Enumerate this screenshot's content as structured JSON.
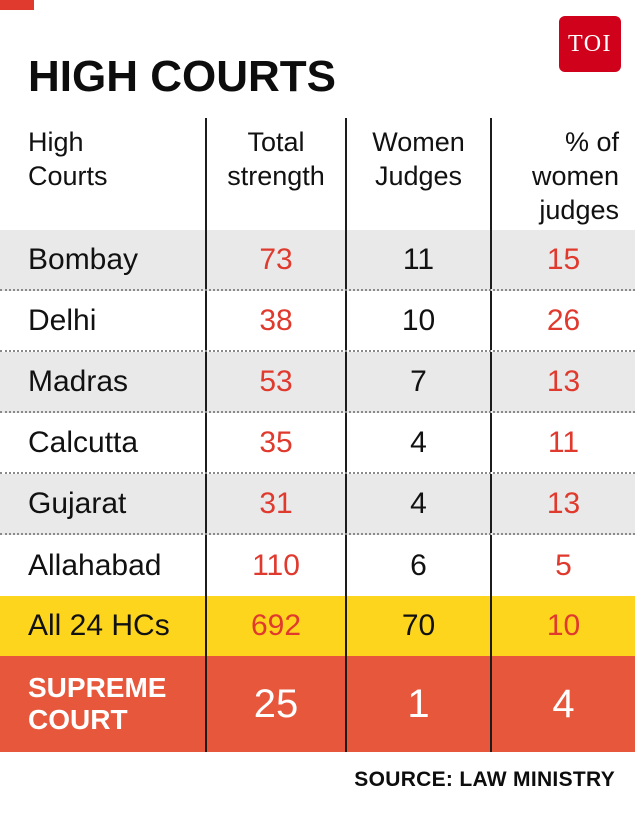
{
  "logo": {
    "text": "TOI"
  },
  "title": "HIGH COURTS",
  "source": "SOURCE: LAW MINISTRY",
  "colors": {
    "red": "#e0392d",
    "logoRed": "#d0021b",
    "yellow": "#fdd51d",
    "supreme": "#e7573c",
    "grayRow": "#e9e9e9"
  },
  "table": {
    "headers": [
      "High\nCourts",
      "Total\nstrength",
      "Women\nJudges",
      "% of\nwomen\njudges"
    ],
    "rows": [
      {
        "name": "Bombay",
        "total": "73",
        "women": "11",
        "pct": "15"
      },
      {
        "name": "Delhi",
        "total": "38",
        "women": "10",
        "pct": "26"
      },
      {
        "name": "Madras",
        "total": "53",
        "women": "7",
        "pct": "13"
      },
      {
        "name": "Calcutta",
        "total": "35",
        "women": "4",
        "pct": "11"
      },
      {
        "name": "Gujarat",
        "total": "31",
        "women": "4",
        "pct": "13"
      },
      {
        "name": "Allahabad",
        "total": "110",
        "women": "6",
        "pct": "5"
      },
      {
        "name": "All 24 HCs",
        "total": "692",
        "women": "70",
        "pct": "10"
      },
      {
        "name": "SUPREME\nCOURT",
        "total": "25",
        "women": "1",
        "pct": "4"
      }
    ]
  },
  "chart_data": {
    "type": "table",
    "title": "HIGH COURTS",
    "columns": [
      "High Courts",
      "Total strength",
      "Women Judges",
      "% of women judges"
    ],
    "rows": [
      [
        "Bombay",
        73,
        11,
        15
      ],
      [
        "Delhi",
        38,
        10,
        26
      ],
      [
        "Madras",
        53,
        7,
        13
      ],
      [
        "Calcutta",
        35,
        4,
        11
      ],
      [
        "Gujarat",
        31,
        4,
        13
      ],
      [
        "Allahabad",
        110,
        6,
        5
      ],
      [
        "All 24 HCs",
        692,
        70,
        10
      ],
      [
        "SUPREME COURT",
        25,
        1,
        4
      ]
    ],
    "source": "LAW MINISTRY"
  }
}
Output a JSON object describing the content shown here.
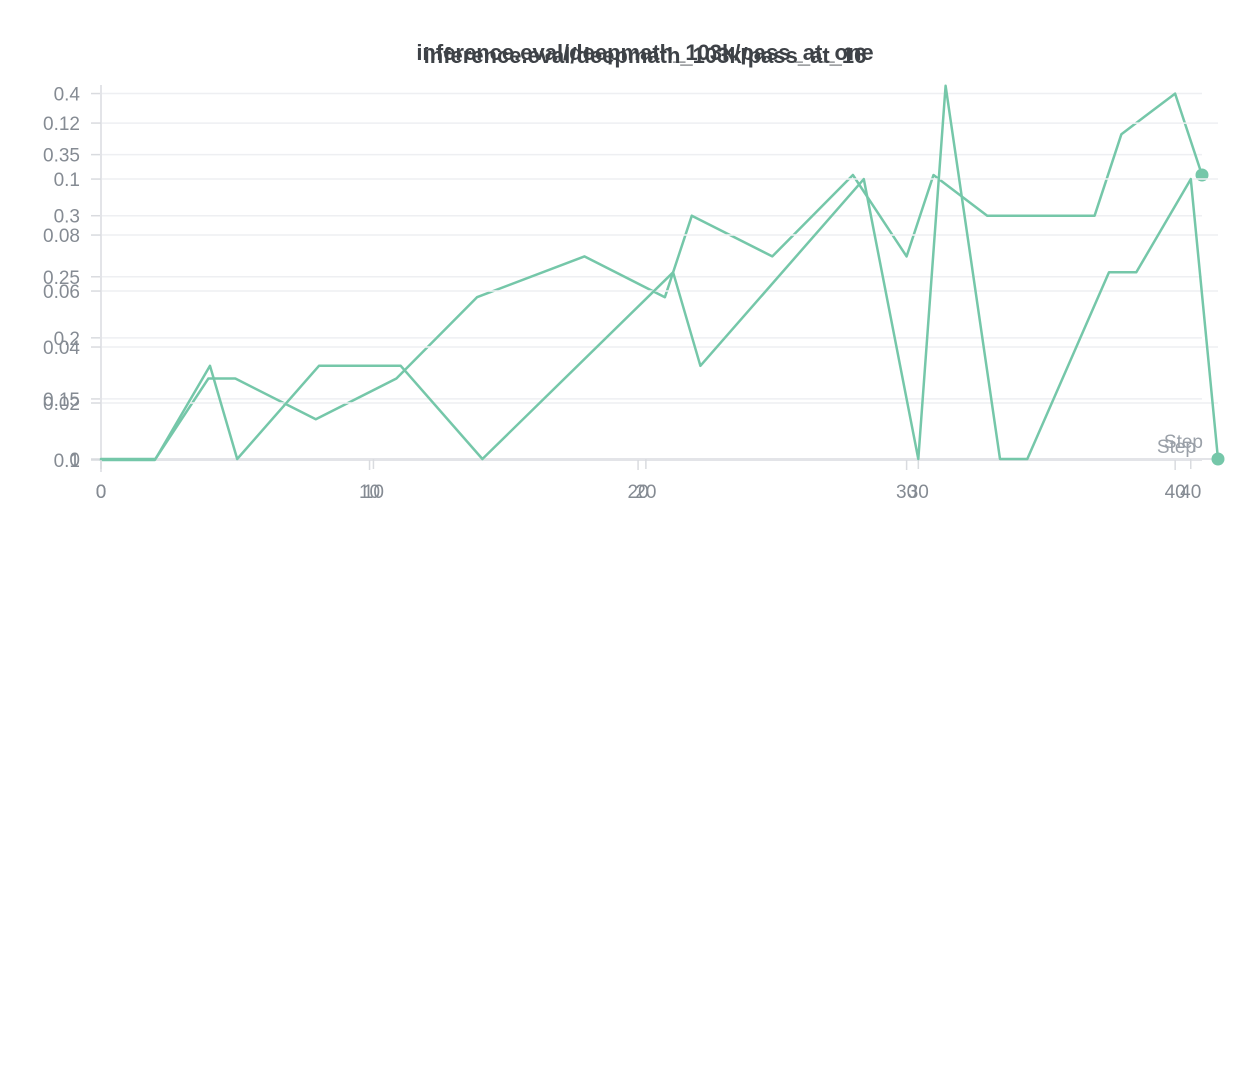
{
  "chart_data": [
    {
      "type": "line",
      "title": "inference.eval/deepmath_103k/pass_at_16",
      "xlabel": "Step",
      "ylabel": "",
      "xlim": [
        0,
        41
      ],
      "ylim": [
        0.1,
        0.407
      ],
      "x_ticks": [
        0,
        10,
        20,
        30,
        40
      ],
      "x_tick_labels": [
        "0",
        "10",
        "20",
        "30",
        "40"
      ],
      "y_ticks": [
        0.1,
        0.15,
        0.2,
        0.25,
        0.3,
        0.35,
        0.4
      ],
      "y_tick_labels": [
        "0.1",
        "0.15",
        "0.2",
        "0.25",
        "0.3",
        "0.35",
        "0.4"
      ],
      "grid": true,
      "legend": "none",
      "line_color": "#75c7a9",
      "end_marker": true,
      "series": [
        {
          "name": "pass_at_16",
          "points": [
            [
              0,
              0.1
            ],
            [
              2,
              0.1
            ],
            [
              4,
              0.1667
            ],
            [
              5,
              0.1667
            ],
            [
              8,
              0.1333
            ],
            [
              11,
              0.1667
            ],
            [
              14,
              0.2333
            ],
            [
              18,
              0.2667
            ],
            [
              21,
              0.2333
            ],
            [
              22,
              0.3
            ],
            [
              25,
              0.2667
            ],
            [
              28,
              0.3333
            ],
            [
              30,
              0.2667
            ],
            [
              31,
              0.3333
            ],
            [
              33,
              0.3
            ],
            [
              37,
              0.3
            ],
            [
              38,
              0.3667
            ],
            [
              40,
              0.4
            ],
            [
              41,
              0.3333
            ]
          ]
        }
      ]
    },
    {
      "type": "line",
      "title": "inference.eval/deepmath_103k/pass_at_one",
      "xlabel": "Step",
      "ylabel": "",
      "xlim": [
        0,
        41
      ],
      "ylim": [
        0,
        0.1336
      ],
      "x_ticks": [
        0,
        10,
        20,
        30,
        40
      ],
      "x_tick_labels": [
        "0",
        "10",
        "20",
        "30",
        "40"
      ],
      "y_ticks": [
        0,
        0.02,
        0.04,
        0.06,
        0.08,
        0.1,
        0.12
      ],
      "y_tick_labels": [
        "0",
        "0.02",
        "0.04",
        "0.06",
        "0.08",
        "0.1",
        "0.12"
      ],
      "grid": true,
      "legend": "none",
      "line_color": "#75c7a9",
      "end_marker": true,
      "series": [
        {
          "name": "pass_at_one",
          "points": [
            [
              0,
              0
            ],
            [
              2,
              0
            ],
            [
              4,
              0.0333
            ],
            [
              5,
              0
            ],
            [
              8,
              0.0333
            ],
            [
              11,
              0.0333
            ],
            [
              14,
              0
            ],
            [
              21,
              0.0667
            ],
            [
              22,
              0.0333
            ],
            [
              28,
              0.1
            ],
            [
              30,
              0
            ],
            [
              31,
              0.1333
            ],
            [
              33,
              0
            ],
            [
              34,
              0
            ],
            [
              37,
              0.0667
            ],
            [
              38,
              0.0667
            ],
            [
              40,
              0.1
            ],
            [
              41,
              0
            ]
          ]
        }
      ]
    }
  ],
  "colors": {
    "background": "#ffffff",
    "line": "#75c7a9",
    "title_text": "#3e4247",
    "tick_text": "#858b93",
    "step_text": "#9aa0a8",
    "grid": "#eeeff2",
    "axis": "#e3e4e8",
    "tick_mark": "#d9dbdf"
  }
}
###
Return to the listing above and set it down exactly, leaving out its pictures.

▸ **Finished task**
Enumerate this screenshot's content as structured JSON.
{
  "logo": {
    "text": "TOI"
  },
  "title": "HIGH COURTS",
  "source": "SOURCE: LAW MINISTRY",
  "colors": {
    "red": "#e0392d",
    "logoRed": "#d0021b",
    "yellow": "#fdd51d",
    "supreme": "#e7573c",
    "grayRow": "#e9e9e9"
  },
  "table": {
    "headers": [
      "High\nCourts",
      "Total\nstrength",
      "Women\nJudges",
      "% of\nwomen\njudges"
    ],
    "rows": [
      {
        "name": "Bombay",
        "total": "73",
        "women": "11",
        "pct": "15"
      },
      {
        "name": "Delhi",
        "total": "38",
        "women": "10",
        "pct": "26"
      },
      {
        "name": "Madras",
        "total": "53",
        "women": "7",
        "pct": "13"
      },
      {
        "name": "Calcutta",
        "total": "35",
        "women": "4",
        "pct": "11"
      },
      {
        "name": "Gujarat",
        "total": "31",
        "women": "4",
        "pct": "13"
      },
      {
        "name": "Allahabad",
        "total": "110",
        "women": "6",
        "pct": "5"
      },
      {
        "name": "All 24 HCs",
        "total": "692",
        "women": "70",
        "pct": "10"
      },
      {
        "name": "SUPREME\nCOURT",
        "total": "25",
        "women": "1",
        "pct": "4"
      }
    ]
  },
  "chart_data": {
    "type": "table",
    "title": "HIGH COURTS",
    "columns": [
      "High Courts",
      "Total strength",
      "Women Judges",
      "% of women judges"
    ],
    "rows": [
      [
        "Bombay",
        73,
        11,
        15
      ],
      [
        "Delhi",
        38,
        10,
        26
      ],
      [
        "Madras",
        53,
        7,
        13
      ],
      [
        "Calcutta",
        35,
        4,
        11
      ],
      [
        "Gujarat",
        31,
        4,
        13
      ],
      [
        "Allahabad",
        110,
        6,
        5
      ],
      [
        "All 24 HCs",
        692,
        70,
        10
      ],
      [
        "SUPREME COURT",
        25,
        1,
        4
      ]
    ],
    "source": "LAW MINISTRY"
  }
}
Output a JSON object describing the content shown here.
{
  "chart_data": [
    {
      "type": "line",
      "title": "inference.eval/deepmath_103k/pass_at_16",
      "xlabel": "Step",
      "ylabel": "",
      "xlim": [
        0,
        41
      ],
      "ylim": [
        0.1,
        0.407
      ],
      "x_ticks": [
        0,
        10,
        20,
        30,
        40
      ],
      "x_tick_labels": [
        "0",
        "10",
        "20",
        "30",
        "40"
      ],
      "y_ticks": [
        0.1,
        0.15,
        0.2,
        0.25,
        0.3,
        0.35,
        0.4
      ],
      "y_tick_labels": [
        "0.1",
        "0.15",
        "0.2",
        "0.25",
        "0.3",
        "0.35",
        "0.4"
      ],
      "grid": true,
      "legend": "none",
      "line_color": "#75c7a9",
      "end_marker": true,
      "series": [
        {
          "name": "pass_at_16",
          "points": [
            [
              0,
              0.1
            ],
            [
              2,
              0.1
            ],
            [
              4,
              0.1667
            ],
            [
              5,
              0.1667
            ],
            [
              8,
              0.1333
            ],
            [
              11,
              0.1667
            ],
            [
              14,
              0.2333
            ],
            [
              18,
              0.2667
            ],
            [
              21,
              0.2333
            ],
            [
              22,
              0.3
            ],
            [
              25,
              0.2667
            ],
            [
              28,
              0.3333
            ],
            [
              30,
              0.2667
            ],
            [
              31,
              0.3333
            ],
            [
              33,
              0.3
            ],
            [
              37,
              0.3
            ],
            [
              38,
              0.3667
            ],
            [
              40,
              0.4
            ],
            [
              41,
              0.3333
            ]
          ]
        }
      ]
    },
    {
      "type": "line",
      "title": "inference.eval/deepmath_103k/pass_at_one",
      "xlabel": "Step",
      "ylabel": "",
      "xlim": [
        0,
        41
      ],
      "ylim": [
        0,
        0.1336
      ],
      "x_ticks": [
        0,
        10,
        20,
        30,
        40
      ],
      "x_tick_labels": [
        "0",
        "10",
        "20",
        "30",
        "40"
      ],
      "y_ticks": [
        0,
        0.02,
        0.04,
        0.06,
        0.08,
        0.1,
        0.12
      ],
      "y_tick_labels": [
        "0",
        "0.02",
        "0.04",
        "0.06",
        "0.08",
        "0.1",
        "0.12"
      ],
      "grid": true,
      "legend": "none",
      "line_color": "#75c7a9",
      "end_marker": true,
      "series": [
        {
          "name": "pass_at_one",
          "points": [
            [
              0,
              0
            ],
            [
              2,
              0
            ],
            [
              4,
              0.0333
            ],
            [
              5,
              0
            ],
            [
              8,
              0.0333
            ],
            [
              11,
              0.0333
            ],
            [
              14,
              0
            ],
            [
              21,
              0.0667
            ],
            [
              22,
              0.0333
            ],
            [
              28,
              0.1
            ],
            [
              30,
              0
            ],
            [
              31,
              0.1333
            ],
            [
              33,
              0
            ],
            [
              34,
              0
            ],
            [
              37,
              0.0667
            ],
            [
              38,
              0.0667
            ],
            [
              40,
              0.1
            ],
            [
              41,
              0
            ]
          ]
        }
      ]
    }
  ],
  "colors": {
    "background": "#ffffff",
    "line": "#75c7a9",
    "title_text": "#3e4247",
    "tick_text": "#858b93",
    "step_text": "#9aa0a8",
    "grid": "#eeeff2",
    "axis": "#e3e4e8",
    "tick_mark": "#d9dbdf"
  }
}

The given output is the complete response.